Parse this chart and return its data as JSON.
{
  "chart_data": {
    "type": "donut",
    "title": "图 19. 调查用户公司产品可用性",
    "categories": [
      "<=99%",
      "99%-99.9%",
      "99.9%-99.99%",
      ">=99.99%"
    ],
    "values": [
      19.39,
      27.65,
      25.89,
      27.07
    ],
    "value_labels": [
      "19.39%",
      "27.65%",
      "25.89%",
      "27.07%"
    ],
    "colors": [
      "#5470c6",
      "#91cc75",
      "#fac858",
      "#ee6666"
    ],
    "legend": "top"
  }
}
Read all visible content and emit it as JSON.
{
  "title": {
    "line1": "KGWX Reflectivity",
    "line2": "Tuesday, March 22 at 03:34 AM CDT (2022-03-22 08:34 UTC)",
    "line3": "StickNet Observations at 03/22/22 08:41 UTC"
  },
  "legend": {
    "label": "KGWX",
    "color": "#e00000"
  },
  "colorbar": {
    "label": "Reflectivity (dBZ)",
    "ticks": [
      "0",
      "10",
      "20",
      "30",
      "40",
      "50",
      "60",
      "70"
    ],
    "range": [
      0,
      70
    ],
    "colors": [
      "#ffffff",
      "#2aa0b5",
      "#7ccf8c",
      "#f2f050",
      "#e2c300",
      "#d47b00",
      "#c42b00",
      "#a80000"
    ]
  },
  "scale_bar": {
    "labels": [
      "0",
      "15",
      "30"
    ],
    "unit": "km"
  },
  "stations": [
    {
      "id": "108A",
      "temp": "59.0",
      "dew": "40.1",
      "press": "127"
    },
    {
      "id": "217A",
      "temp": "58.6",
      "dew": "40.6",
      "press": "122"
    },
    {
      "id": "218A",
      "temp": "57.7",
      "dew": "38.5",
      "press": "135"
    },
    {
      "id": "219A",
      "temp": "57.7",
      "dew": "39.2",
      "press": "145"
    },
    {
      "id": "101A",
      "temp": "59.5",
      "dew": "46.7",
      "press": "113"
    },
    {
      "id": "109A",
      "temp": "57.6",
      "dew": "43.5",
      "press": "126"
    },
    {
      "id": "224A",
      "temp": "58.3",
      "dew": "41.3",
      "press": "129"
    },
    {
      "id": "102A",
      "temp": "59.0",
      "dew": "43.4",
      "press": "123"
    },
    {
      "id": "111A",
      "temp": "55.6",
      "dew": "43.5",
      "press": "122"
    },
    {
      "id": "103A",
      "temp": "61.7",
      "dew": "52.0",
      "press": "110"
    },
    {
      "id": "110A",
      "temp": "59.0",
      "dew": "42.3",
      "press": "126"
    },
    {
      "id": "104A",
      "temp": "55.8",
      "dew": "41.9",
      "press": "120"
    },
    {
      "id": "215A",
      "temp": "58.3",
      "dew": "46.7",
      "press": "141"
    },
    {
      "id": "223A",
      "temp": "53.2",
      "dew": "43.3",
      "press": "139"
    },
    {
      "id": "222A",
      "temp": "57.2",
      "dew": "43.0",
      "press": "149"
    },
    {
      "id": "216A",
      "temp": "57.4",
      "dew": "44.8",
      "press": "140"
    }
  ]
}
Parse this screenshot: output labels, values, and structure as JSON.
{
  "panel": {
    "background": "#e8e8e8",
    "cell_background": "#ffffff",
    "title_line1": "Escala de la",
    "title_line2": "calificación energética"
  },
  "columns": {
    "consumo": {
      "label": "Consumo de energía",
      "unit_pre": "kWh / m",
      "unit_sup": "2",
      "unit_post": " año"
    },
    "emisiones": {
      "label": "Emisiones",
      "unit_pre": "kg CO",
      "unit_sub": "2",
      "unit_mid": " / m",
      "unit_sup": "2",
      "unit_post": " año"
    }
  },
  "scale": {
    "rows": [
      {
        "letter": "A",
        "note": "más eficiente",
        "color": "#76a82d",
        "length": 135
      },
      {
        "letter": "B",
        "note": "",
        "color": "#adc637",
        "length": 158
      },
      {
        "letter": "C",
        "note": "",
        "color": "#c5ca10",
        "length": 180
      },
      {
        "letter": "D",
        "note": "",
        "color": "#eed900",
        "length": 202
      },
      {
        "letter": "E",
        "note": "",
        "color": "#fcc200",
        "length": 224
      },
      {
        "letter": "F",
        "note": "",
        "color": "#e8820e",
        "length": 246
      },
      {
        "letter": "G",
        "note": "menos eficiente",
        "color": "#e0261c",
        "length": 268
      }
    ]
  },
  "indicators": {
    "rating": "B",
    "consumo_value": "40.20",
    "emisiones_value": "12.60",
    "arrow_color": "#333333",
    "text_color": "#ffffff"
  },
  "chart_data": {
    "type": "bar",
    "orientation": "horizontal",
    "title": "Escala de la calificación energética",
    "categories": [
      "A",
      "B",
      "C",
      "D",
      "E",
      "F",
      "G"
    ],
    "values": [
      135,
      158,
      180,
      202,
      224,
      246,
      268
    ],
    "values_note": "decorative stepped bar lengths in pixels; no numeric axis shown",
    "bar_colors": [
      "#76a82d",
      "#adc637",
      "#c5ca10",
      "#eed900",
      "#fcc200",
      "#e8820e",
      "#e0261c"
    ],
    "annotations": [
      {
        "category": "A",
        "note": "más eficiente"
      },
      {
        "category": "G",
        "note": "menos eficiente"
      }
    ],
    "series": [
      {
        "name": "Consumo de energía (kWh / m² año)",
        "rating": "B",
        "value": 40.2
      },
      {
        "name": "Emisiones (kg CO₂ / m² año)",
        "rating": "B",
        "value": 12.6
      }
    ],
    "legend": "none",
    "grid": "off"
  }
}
====================
• **Problem description**: Make an exact copy of every line in the data.

• **Solution to this problem**:
Parse this chart and return its data as JSON.
{
  "chart_data": {
    "type": "donut",
    "title": "图 19. 调查用户公司产品可用性",
    "categories": [
      "<=99%",
      "99%-99.9%",
      "99.9%-99.99%",
      ">=99.99%"
    ],
    "values": [
      19.39,
      27.65,
      25.89,
      27.07
    ],
    "value_labels": [
      "19.39%",
      "27.65%",
      "25.89%",
      "27.07%"
    ],
    "colors": [
      "#5470c6",
      "#91cc75",
      "#fac858",
      "#ee6666"
    ],
    "legend": "top"
  }
}
Read all visible content and emit it as JSON.
{
  "title": {
    "line1": "KGWX Reflectivity",
    "line2": "Tuesday, March 22 at 03:34 AM CDT (2022-03-22 08:34 UTC)",
    "line3": "StickNet Observations at 03/22/22 08:41 UTC"
  },
  "legend": {
    "label": "KGWX",
    "color": "#e00000"
  },
  "colorbar": {
    "label": "Reflectivity (dBZ)",
    "ticks": [
      "0",
      "10",
      "20",
      "30",
      "40",
      "50",
      "60",
      "70"
    ],
    "range": [
      0,
      70
    ],
    "colors": [
      "#ffffff",
      "#2aa0b5",
      "#7ccf8c",
      "#f2f050",
      "#e2c300",
      "#d47b00",
      "#c42b00",
      "#a80000"
    ]
  },
  "scale_bar": {
    "labels": [
      "0",
      "15",
      "30"
    ],
    "unit": "km"
  },
  "stations": [
    {
      "id": "108A",
      "temp": "59.0",
      "dew": "40.1",
      "press": "127"
    },
    {
      "id": "217A",
      "temp": "58.6",
      "dew": "40.6",
      "press": "122"
    },
    {
      "id": "218A",
      "temp": "57.7",
      "dew": "38.5",
      "press": "135"
    },
    {
      "id": "219A",
      "temp": "57.7",
      "dew": "39.2",
      "press": "145"
    },
    {
      "id": "101A",
      "temp": "59.5",
      "dew": "46.7",
      "press": "113"
    },
    {
      "id": "109A",
      "temp": "57.6",
      "dew": "43.5",
      "press": "126"
    },
    {
      "id": "224A",
      "temp": "58.3",
      "dew": "41.3",
      "press": "129"
    },
    {
      "id": "102A",
      "temp": "59.0",
      "dew": "43.4",
      "press": "123"
    },
    {
      "id": "111A",
      "temp": "55.6",
      "dew": "43.5",
      "press": "122"
    },
    {
      "id": "103A",
      "temp": "61.7",
      "dew": "52.0",
      "press": "110"
    },
    {
      "id": "110A",
      "temp": "59.0",
      "dew": "42.3",
      "press": "126"
    },
    {
      "id": "104A",
      "temp": "55.8",
      "dew": "41.9",
      "press": "120"
    },
    {
      "id": "215A",
      "temp": "58.3",
      "dew": "46.7",
      "press": "141"
    },
    {
      "id": "223A",
      "temp": "53.2",
      "dew": "43.3",
      "press": "139"
    },
    {
      "id": "222A",
      "temp": "57.2",
      "dew": "43.0",
      "press": "149"
    },
    {
      "id": "216A",
      "temp": "57.4",
      "dew": "44.8",
      "press": "140"
    }
  ]
}
Parse this screenshot: output labels, values, and structure as JSON.
{
  "panel": {
    "background": "#e8e8e8",
    "cell_background": "#ffffff",
    "title_line1": "Escala de la",
    "title_line2": "calificación energética"
  },
  "columns": {
    "consumo": {
      "label": "Consumo de energía",
      "unit_pre": "kWh / m",
      "unit_sup": "2",
      "unit_post": " año"
    },
    "emisiones": {
      "label": "Emisiones",
      "unit_pre": "kg CO",
      "unit_sub": "2",
      "unit_mid": " / m",
      "unit_sup": "2",
      "unit_post": " año"
    }
  },
  "scale": {
    "rows": [
      {
        "letter": "A",
        "note": "más eficiente",
        "color": "#76a82d",
        "length": 135
      },
      {
        "letter": "B",
        "note": "",
        "color": "#adc637",
        "length": 158
      },
      {
        "letter": "C",
        "note": "",
        "color": "#c5ca10",
        "length": 180
      },
      {
        "letter": "D",
        "note": "",
        "color": "#eed900",
        "length": 202
      },
      {
        "letter": "E",
        "note": "",
        "color": "#fcc200",
        "length": 224
      },
      {
        "letter": "F",
        "note": "",
        "color": "#e8820e",
        "length": 246
      },
      {
        "letter": "G",
        "note": "menos eficiente",
        "color": "#e0261c",
        "length": 268
      }
    ]
  },
  "indicators": {
    "rating": "B",
    "consumo_value": "40.20",
    "emisiones_value": "12.60",
    "arrow_color": "#333333",
    "text_color": "#ffffff"
  },
  "chart_data": {
    "type": "bar",
    "orientation": "horizontal",
    "title": "Escala de la calificación energética",
    "categories": [
      "A",
      "B",
      "C",
      "D",
      "E",
      "F",
      "G"
    ],
    "values": [
      135,
      158,
      180,
      202,
      224,
      246,
      268
    ],
    "values_note": "decorative stepped bar lengths in pixels; no numeric axis shown",
    "bar_colors": [
      "#76a82d",
      "#adc637",
      "#c5ca10",
      "#eed900",
      "#fcc200",
      "#e8820e",
      "#e0261c"
    ],
    "annotations": [
      {
        "category": "A",
        "note": "más eficiente"
      },
      {
        "category": "G",
        "note": "menos eficiente"
      }
    ],
    "series": [
      {
        "name": "Consumo de energía (kWh / m² año)",
        "rating": "B",
        "value": 40.2
      },
      {
        "name": "Emisiones (kg CO₂ / m² año)",
        "rating": "B",
        "value": 12.6
      }
    ],
    "legend": "none",
    "grid": "off"
  }
}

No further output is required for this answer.